= RECORDS FOR PROCESSING =
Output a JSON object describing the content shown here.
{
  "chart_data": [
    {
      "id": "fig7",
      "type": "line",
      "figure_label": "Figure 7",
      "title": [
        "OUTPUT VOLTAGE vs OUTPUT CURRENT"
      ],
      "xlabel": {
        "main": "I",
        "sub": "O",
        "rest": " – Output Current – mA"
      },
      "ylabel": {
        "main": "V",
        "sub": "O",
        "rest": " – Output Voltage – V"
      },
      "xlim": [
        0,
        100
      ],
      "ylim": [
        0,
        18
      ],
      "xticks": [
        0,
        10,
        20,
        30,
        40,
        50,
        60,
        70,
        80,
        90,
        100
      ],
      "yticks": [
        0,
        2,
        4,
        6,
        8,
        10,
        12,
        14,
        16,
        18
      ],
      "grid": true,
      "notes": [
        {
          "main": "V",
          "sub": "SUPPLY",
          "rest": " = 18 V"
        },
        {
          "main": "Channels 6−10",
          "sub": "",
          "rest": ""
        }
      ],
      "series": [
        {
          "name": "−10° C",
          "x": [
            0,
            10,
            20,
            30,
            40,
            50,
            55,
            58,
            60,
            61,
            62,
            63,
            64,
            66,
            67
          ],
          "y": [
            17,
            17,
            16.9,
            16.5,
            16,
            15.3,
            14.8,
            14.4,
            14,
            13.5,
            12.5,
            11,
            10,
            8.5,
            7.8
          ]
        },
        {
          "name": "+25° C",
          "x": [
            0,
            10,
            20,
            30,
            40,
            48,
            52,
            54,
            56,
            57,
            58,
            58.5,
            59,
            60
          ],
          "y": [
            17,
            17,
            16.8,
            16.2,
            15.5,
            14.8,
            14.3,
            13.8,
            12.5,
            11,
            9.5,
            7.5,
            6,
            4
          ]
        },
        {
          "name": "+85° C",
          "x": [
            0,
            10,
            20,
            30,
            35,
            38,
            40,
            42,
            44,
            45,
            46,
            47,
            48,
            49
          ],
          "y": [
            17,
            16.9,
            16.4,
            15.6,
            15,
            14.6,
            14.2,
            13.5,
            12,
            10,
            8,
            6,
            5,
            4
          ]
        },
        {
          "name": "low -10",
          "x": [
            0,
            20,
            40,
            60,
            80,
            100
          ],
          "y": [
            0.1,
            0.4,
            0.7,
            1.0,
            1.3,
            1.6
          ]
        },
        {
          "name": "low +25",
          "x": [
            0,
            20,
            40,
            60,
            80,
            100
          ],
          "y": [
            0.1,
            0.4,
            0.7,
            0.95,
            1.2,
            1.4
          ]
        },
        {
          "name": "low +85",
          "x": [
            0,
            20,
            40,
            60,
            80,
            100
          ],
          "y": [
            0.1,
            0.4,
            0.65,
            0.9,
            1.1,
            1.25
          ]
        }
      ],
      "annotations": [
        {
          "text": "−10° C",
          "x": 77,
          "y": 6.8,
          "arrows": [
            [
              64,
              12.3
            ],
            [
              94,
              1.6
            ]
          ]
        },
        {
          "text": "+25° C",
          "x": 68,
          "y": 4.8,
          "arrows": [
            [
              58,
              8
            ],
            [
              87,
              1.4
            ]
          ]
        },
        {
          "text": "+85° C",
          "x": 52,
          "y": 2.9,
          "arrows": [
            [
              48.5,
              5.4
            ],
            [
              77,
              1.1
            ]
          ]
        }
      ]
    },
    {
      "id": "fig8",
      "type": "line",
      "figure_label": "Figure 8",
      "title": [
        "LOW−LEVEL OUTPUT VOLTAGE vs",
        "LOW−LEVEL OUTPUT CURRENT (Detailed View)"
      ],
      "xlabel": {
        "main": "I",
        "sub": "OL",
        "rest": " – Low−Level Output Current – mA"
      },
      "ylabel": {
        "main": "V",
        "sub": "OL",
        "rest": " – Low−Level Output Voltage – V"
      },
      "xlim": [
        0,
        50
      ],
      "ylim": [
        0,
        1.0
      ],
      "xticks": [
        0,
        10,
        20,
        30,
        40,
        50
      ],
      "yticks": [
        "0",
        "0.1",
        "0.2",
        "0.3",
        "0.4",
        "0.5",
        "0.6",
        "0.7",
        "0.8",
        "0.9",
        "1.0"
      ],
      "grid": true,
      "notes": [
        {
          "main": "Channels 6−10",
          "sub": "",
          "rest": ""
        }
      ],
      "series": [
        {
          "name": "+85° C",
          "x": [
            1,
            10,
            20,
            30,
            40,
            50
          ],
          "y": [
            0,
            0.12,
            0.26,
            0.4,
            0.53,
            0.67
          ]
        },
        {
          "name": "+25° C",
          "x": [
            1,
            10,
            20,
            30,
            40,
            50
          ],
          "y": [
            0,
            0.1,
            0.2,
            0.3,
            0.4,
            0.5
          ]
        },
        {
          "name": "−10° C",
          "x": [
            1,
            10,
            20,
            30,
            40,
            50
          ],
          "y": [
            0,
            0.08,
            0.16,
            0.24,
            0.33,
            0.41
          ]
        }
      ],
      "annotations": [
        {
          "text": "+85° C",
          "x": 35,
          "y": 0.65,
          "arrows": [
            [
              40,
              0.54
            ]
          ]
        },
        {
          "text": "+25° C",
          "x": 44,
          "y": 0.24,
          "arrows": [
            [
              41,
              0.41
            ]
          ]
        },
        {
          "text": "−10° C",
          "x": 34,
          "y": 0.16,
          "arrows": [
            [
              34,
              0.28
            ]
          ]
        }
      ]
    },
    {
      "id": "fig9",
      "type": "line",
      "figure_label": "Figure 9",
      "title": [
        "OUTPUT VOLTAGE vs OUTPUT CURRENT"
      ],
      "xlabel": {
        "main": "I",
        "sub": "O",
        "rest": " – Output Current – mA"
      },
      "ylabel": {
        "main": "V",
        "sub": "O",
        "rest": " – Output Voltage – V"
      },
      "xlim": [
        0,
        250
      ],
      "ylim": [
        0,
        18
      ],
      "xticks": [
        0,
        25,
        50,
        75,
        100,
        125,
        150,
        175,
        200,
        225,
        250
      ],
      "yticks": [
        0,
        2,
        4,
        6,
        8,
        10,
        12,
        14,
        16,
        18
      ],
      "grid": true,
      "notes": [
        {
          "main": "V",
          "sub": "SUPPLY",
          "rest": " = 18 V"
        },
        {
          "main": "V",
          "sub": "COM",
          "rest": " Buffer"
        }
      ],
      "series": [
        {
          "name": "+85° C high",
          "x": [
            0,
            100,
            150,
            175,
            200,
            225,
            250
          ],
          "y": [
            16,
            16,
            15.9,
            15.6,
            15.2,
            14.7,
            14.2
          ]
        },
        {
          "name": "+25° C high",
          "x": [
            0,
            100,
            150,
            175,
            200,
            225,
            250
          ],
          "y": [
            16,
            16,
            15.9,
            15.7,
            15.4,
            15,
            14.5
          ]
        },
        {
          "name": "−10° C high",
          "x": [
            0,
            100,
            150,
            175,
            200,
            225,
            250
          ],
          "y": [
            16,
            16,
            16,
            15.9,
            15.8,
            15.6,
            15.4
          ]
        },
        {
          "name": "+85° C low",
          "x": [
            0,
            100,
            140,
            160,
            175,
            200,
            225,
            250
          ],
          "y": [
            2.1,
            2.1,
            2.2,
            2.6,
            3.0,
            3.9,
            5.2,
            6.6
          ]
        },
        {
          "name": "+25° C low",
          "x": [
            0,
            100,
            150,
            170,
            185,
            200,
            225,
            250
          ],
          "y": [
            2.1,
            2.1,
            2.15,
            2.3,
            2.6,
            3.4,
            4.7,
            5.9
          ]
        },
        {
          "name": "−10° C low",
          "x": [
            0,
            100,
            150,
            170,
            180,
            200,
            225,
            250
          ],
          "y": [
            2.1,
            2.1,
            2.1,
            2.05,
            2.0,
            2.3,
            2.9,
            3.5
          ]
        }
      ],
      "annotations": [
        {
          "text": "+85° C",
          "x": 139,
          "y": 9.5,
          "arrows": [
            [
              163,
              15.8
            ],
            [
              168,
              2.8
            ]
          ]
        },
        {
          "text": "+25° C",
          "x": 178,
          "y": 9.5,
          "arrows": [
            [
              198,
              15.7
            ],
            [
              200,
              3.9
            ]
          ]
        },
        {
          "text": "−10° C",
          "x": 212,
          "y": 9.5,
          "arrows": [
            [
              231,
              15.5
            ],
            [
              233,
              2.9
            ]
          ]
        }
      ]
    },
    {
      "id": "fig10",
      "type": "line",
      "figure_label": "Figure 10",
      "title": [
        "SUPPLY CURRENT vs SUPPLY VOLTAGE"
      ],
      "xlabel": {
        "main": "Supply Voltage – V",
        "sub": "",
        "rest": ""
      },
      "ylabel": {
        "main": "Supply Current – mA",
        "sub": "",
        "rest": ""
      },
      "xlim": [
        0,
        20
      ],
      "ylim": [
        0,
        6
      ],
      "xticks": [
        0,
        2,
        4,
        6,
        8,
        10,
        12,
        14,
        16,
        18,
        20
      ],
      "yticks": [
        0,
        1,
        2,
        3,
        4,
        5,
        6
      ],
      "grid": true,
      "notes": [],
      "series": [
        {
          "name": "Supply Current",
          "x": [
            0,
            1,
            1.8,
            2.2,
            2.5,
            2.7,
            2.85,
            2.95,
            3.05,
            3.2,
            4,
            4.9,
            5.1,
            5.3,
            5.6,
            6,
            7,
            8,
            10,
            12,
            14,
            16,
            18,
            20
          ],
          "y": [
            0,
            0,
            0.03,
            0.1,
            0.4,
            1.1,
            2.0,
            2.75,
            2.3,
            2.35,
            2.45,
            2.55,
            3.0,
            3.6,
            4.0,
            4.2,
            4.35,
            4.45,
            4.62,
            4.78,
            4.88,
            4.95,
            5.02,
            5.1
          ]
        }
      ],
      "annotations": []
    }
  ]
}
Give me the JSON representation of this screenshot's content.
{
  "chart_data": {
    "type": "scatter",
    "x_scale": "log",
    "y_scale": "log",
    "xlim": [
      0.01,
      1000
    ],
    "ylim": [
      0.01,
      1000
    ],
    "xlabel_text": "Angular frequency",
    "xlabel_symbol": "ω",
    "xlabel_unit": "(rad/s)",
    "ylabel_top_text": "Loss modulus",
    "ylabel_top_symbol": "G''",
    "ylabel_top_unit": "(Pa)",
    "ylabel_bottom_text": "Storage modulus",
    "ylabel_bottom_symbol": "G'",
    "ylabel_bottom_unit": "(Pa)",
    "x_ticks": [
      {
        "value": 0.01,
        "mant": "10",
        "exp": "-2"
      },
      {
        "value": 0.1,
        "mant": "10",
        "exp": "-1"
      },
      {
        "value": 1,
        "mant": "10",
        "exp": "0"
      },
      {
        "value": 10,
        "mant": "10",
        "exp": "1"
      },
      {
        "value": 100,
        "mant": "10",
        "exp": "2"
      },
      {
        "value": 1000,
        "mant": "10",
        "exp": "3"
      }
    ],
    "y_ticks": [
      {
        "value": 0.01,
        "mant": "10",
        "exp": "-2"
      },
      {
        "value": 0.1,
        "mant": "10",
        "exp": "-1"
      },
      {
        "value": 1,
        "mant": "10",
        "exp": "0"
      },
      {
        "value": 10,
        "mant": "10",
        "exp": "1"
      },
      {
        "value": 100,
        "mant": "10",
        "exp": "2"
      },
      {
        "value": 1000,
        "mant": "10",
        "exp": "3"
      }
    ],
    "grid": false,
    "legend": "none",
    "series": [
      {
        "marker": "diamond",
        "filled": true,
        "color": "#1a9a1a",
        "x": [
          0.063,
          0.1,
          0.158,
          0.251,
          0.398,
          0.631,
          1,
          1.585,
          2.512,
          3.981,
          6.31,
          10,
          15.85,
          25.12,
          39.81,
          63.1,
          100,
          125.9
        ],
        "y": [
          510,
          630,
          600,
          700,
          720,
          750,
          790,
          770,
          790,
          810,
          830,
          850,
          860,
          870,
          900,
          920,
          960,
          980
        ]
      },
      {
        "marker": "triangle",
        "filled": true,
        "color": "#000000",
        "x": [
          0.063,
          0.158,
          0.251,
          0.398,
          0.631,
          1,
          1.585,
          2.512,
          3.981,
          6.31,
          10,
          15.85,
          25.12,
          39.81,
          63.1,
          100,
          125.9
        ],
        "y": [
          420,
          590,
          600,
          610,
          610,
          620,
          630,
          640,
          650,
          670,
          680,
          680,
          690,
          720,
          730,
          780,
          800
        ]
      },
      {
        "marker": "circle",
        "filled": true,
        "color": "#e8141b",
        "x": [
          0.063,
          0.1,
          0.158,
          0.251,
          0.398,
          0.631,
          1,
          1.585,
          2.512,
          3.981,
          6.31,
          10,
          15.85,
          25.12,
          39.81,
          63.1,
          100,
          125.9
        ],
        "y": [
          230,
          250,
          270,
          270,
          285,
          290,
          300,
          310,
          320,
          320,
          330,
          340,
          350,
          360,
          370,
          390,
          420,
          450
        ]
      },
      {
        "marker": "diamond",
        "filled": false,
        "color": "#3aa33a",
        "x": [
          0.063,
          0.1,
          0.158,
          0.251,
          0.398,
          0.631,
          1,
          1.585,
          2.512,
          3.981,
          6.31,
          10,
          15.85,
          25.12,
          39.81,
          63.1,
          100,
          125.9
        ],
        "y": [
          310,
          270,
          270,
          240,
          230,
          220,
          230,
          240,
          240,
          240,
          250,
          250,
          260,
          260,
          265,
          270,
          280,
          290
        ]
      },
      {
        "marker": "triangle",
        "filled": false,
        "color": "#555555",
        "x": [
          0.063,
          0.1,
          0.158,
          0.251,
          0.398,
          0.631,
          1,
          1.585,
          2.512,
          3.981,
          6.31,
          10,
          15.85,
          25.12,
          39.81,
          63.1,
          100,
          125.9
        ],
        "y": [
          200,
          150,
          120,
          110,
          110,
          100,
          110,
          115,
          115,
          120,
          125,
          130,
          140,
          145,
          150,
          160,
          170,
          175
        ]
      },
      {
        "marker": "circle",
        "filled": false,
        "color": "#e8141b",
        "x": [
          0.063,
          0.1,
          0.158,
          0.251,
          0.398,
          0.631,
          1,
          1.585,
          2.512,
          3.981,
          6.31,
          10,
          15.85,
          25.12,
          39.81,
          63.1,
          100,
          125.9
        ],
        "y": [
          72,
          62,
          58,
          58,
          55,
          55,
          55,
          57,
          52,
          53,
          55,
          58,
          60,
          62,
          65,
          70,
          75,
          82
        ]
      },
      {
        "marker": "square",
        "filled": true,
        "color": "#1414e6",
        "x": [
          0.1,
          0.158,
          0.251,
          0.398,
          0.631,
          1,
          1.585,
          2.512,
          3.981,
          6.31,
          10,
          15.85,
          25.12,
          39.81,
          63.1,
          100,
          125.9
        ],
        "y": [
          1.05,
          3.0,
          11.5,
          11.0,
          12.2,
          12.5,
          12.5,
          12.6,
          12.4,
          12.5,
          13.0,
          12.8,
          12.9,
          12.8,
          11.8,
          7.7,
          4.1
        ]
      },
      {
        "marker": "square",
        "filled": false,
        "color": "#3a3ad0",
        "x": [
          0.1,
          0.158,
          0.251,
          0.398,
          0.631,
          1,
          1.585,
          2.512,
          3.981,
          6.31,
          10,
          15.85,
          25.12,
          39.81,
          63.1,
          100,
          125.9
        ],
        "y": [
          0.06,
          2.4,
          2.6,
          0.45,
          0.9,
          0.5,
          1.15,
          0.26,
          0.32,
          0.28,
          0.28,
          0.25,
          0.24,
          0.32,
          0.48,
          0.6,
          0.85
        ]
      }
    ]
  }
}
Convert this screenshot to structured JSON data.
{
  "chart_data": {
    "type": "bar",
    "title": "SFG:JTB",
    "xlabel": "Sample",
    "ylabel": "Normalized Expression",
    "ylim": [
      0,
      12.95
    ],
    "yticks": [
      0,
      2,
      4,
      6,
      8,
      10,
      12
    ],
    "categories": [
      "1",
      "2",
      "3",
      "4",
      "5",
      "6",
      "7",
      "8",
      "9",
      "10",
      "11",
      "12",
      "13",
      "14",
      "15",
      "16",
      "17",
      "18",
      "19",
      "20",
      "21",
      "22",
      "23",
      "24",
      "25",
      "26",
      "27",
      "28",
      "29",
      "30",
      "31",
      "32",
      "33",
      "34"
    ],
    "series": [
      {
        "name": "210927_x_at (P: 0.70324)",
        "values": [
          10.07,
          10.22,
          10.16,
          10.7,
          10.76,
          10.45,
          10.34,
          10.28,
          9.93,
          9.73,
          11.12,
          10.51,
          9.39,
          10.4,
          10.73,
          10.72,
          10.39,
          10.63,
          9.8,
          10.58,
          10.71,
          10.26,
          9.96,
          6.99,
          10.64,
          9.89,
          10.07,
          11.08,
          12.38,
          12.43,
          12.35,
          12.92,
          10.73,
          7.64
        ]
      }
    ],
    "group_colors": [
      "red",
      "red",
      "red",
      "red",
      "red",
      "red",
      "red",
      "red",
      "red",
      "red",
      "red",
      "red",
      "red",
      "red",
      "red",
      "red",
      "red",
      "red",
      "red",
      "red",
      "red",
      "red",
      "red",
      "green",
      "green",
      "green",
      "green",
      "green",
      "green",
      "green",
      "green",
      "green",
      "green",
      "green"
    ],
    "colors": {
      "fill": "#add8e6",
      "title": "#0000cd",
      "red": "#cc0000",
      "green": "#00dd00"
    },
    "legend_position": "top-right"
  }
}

= SHORT TASK =
Look through the data above. Each line containing the word "high" needs to be copied.

= RESPONSE =
          "name": "+85° C high",
          "name": "+25° C high",
          "name": "−10° C high",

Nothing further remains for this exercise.